## begin

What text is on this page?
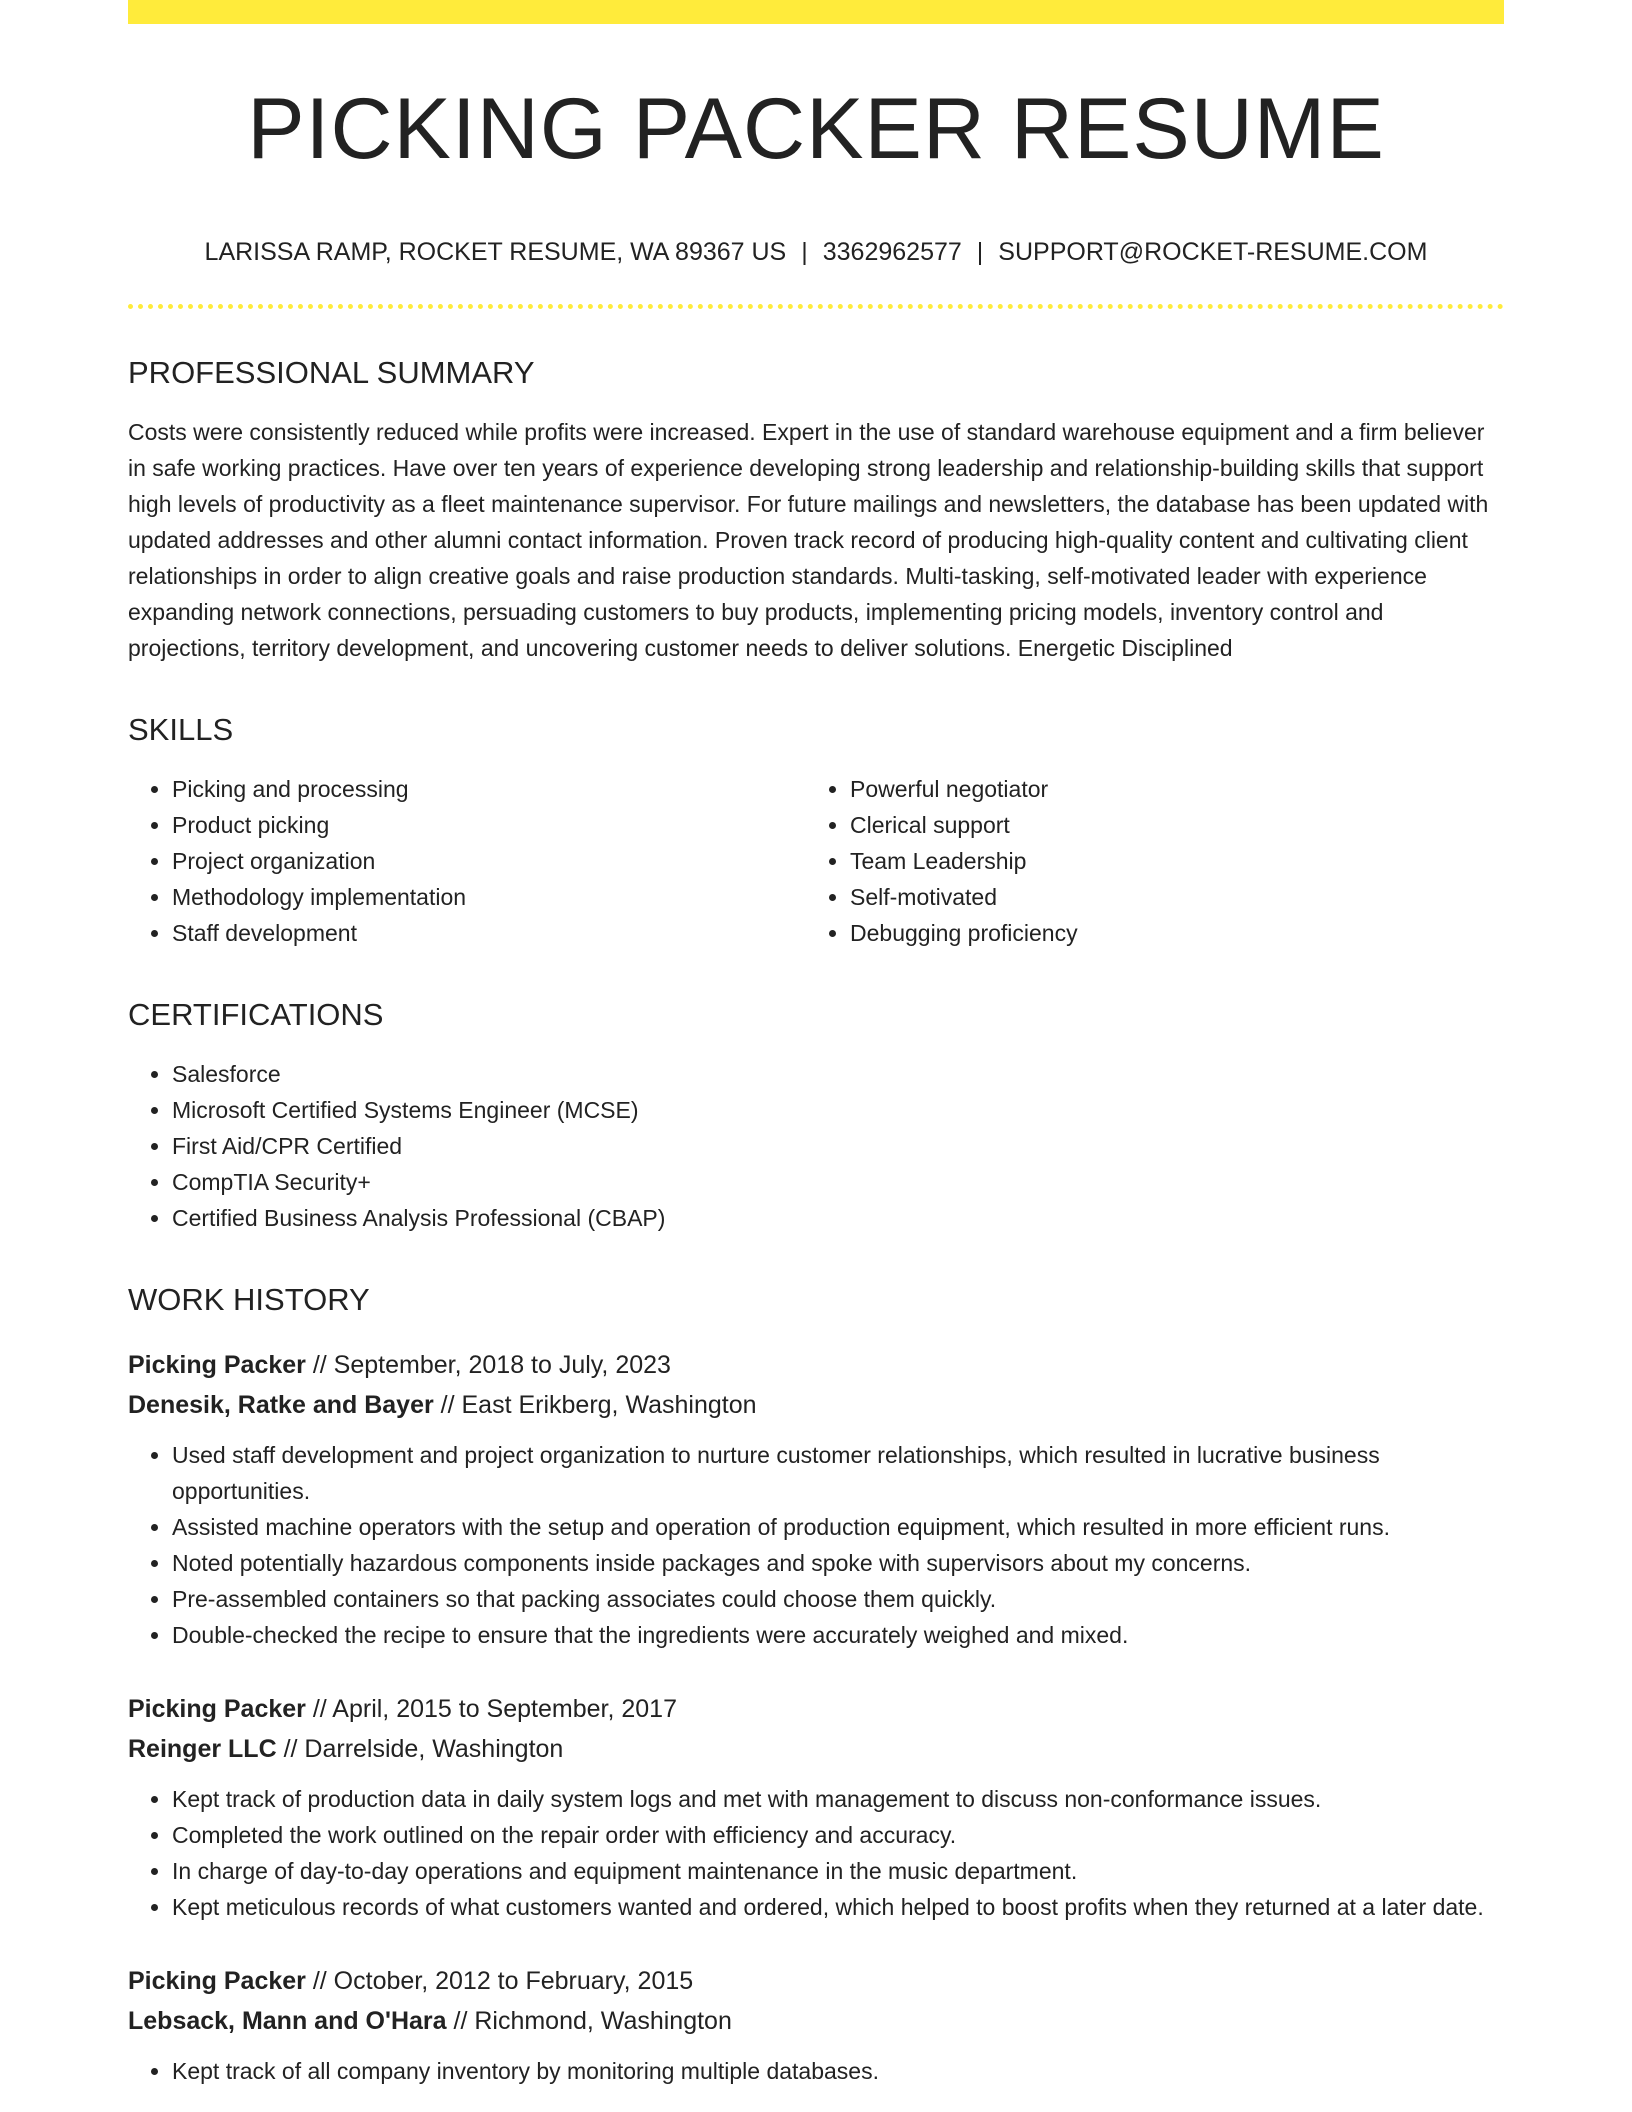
PICKING PACKER RESUME
LARISSA RAMP, ROCKET RESUME, WA 89367 US | 3362962577 | SUPPORT@ROCKET-RESUME.COM
PROFESSIONAL SUMMARY
Costs were consistently reduced while profits were increased. Expert in the use of standard warehouse equipment and a firm believer in safe working practices. Have over ten years of experience developing strong leadership and relationship-building skills that support high levels of productivity as a fleet maintenance supervisor. For future mailings and newsletters, the database has been updated with updated addresses and other alumni contact information. Proven track record of producing high-quality content and cultivating client relationships in order to align creative goals and raise production standards. Multi-tasking, self-motivated leader with experience expanding network connections, persuading customers to buy products, implementing pricing models, inventory control and projections, territory development, and uncovering customer needs to deliver solutions. Energetic Disciplined
SKILLS
• Picking and processing
• Product picking
• Project organization
• Methodology implementation
• Staff development
• Powerful negotiator
• Clerical support
• Team Leadership
• Self-motivated
• Debugging proficiency
CERTIFICATIONS
• Salesforce
• Microsoft Certified Systems Engineer (MCSE)
• First Aid/CPR Certified
• CompTIA Security+
• Certified Business Analysis Professional (CBAP)
WORK HISTORY
Picking Packer // September, 2018 to July, 2023
Denesik, Ratke and Bayer // East Erikberg, Washington
• Used staff development and project organization to nurture customer relationships, which resulted in lucrative business opportunities.
• Assisted machine operators with the setup and operation of production equipment, which resulted in more efficient runs.
• Noted potentially hazardous components inside packages and spoke with supervisors about my concerns.
• Pre-assembled containers so that packing associates could choose them quickly.
• Double-checked the recipe to ensure that the ingredients were accurately weighed and mixed.
Picking Packer // April, 2015 to September, 2017
Reinger LLC // Darrelside, Washington
• Kept track of production data in daily system logs and met with management to discuss non-conformance issues.
• Completed the work outlined on the repair order with efficiency and accuracy.
• In charge of day-to-day operations and equipment maintenance in the music department.
• Kept meticulous records of what customers wanted and ordered, which helped to boost profits when they returned at a later date.
Picking Packer // October, 2012 to February, 2015
Lebsack, Mann and O'Hara // Richmond, Washington
• Kept track of all company inventory by monitoring multiple databases.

## end

> [Task goal] Copy every entry exactly as written. Pictures are excluded.

> [Worked answer]
What text is on this page?
PICKING PACKER RESUME
LARISSA RAMP, ROCKET RESUME, WA 89367 US | 3362962577 | SUPPORT@ROCKET-RESUME.COM
PROFESSIONAL SUMMARY
Costs were consistently reduced while profits were increased. Expert in the use of standard warehouse equipment and a firm believer in safe working practices. Have over ten years of experience developing strong leadership and relationship-building skills that support high levels of productivity as a fleet maintenance supervisor. For future mailings and newsletters, the database has been updated with updated addresses and other alumni contact information. Proven track record of producing high-quality content and cultivating client relationships in order to align creative goals and raise production standards. Multi-tasking, self-motivated leader with experience expanding network connections, persuading customers to buy products, implementing pricing models, inventory control and projections, territory development, and uncovering customer needs to deliver solutions. Energetic Disciplined
SKILLS
• Picking and processing
• Product picking
• Project organization
• Methodology implementation
• Staff development
• Powerful negotiator
• Clerical support
• Team Leadership
• Self-motivated
• Debugging proficiency
CERTIFICATIONS
• Salesforce
• Microsoft Certified Systems Engineer (MCSE)
• First Aid/CPR Certified
• CompTIA Security+
• Certified Business Analysis Professional (CBAP)
WORK HISTORY
Picking Packer // September, 2018 to July, 2023
Denesik, Ratke and Bayer // East Erikberg, Washington
• Used staff development and project organization to nurture customer relationships, which resulted in lucrative business opportunities.
• Assisted machine operators with the setup and operation of production equipment, which resulted in more efficient runs.
• Noted potentially hazardous components inside packages and spoke with supervisors about my concerns.
• Pre-assembled containers so that packing associates could choose them quickly.
• Double-checked the recipe to ensure that the ingredients were accurately weighed and mixed.
Picking Packer // April, 2015 to September, 2017
Reinger LLC // Darrelside, Washington
• Kept track of production data in daily system logs and met with management to discuss non-conformance issues.
• Completed the work outlined on the repair order with efficiency and accuracy.
• In charge of day-to-day operations and equipment maintenance in the music department.
• Kept meticulous records of what customers wanted and ordered, which helped to boost profits when they returned at a later date.
Picking Packer // October, 2012 to February, 2015
Lebsack, Mann and O'Hara // Richmond, Washington
• Kept track of all company inventory by monitoring multiple databases.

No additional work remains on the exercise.